Data entries for graphics:
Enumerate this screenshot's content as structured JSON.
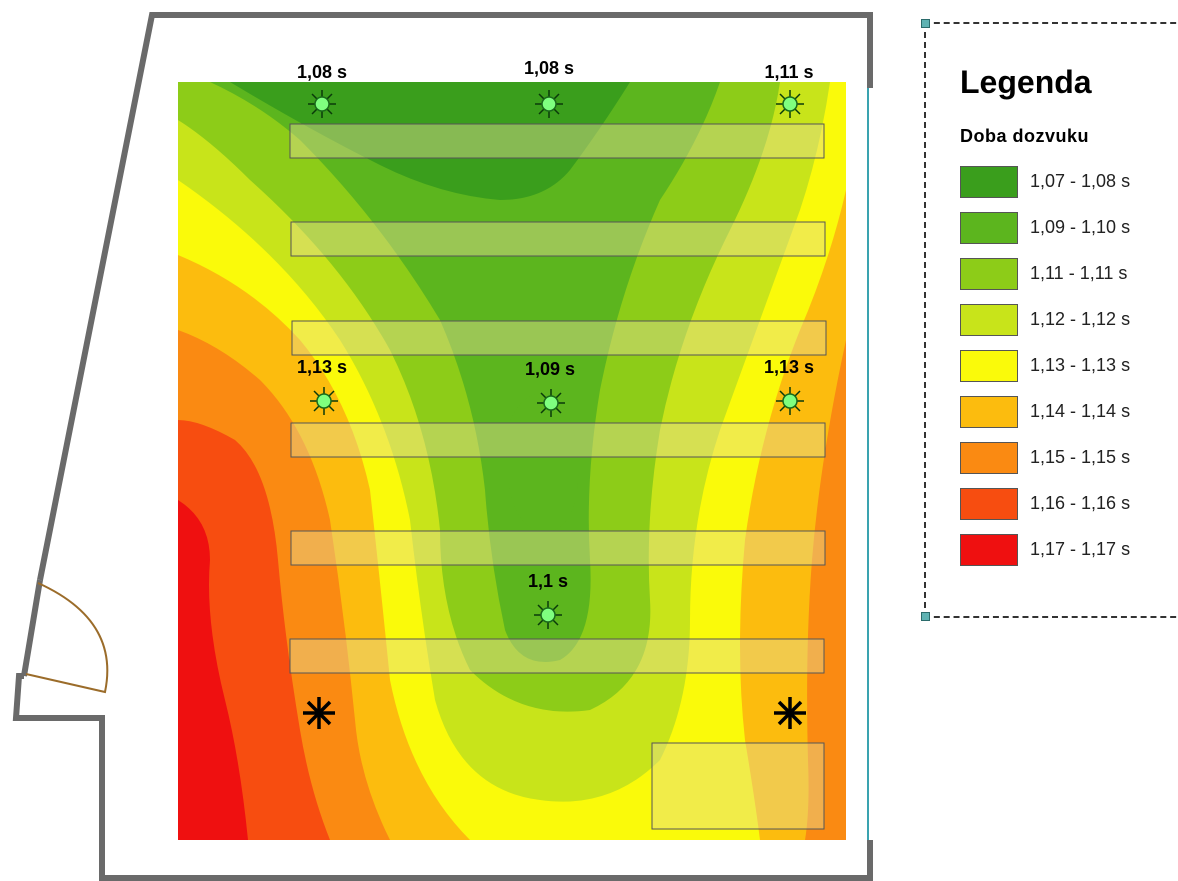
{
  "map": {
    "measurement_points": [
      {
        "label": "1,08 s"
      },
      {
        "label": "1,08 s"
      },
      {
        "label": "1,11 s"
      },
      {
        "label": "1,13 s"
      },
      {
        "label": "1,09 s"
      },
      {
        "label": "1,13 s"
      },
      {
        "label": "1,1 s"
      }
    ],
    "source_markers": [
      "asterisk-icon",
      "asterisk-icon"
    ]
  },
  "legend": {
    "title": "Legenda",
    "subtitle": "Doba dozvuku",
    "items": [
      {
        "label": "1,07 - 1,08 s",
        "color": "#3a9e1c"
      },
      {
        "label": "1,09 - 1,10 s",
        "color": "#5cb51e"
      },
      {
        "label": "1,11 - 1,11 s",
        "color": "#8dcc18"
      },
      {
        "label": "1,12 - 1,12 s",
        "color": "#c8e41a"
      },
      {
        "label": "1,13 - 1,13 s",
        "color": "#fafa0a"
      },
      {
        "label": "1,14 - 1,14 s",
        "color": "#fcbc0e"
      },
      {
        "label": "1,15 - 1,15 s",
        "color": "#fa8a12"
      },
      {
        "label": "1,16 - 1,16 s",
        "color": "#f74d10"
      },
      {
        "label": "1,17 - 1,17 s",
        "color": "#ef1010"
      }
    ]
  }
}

**EXERCISE DIRECTIONS:** Respond with the number of lines containing "color" and no additional words.

**THE RESULT:** 9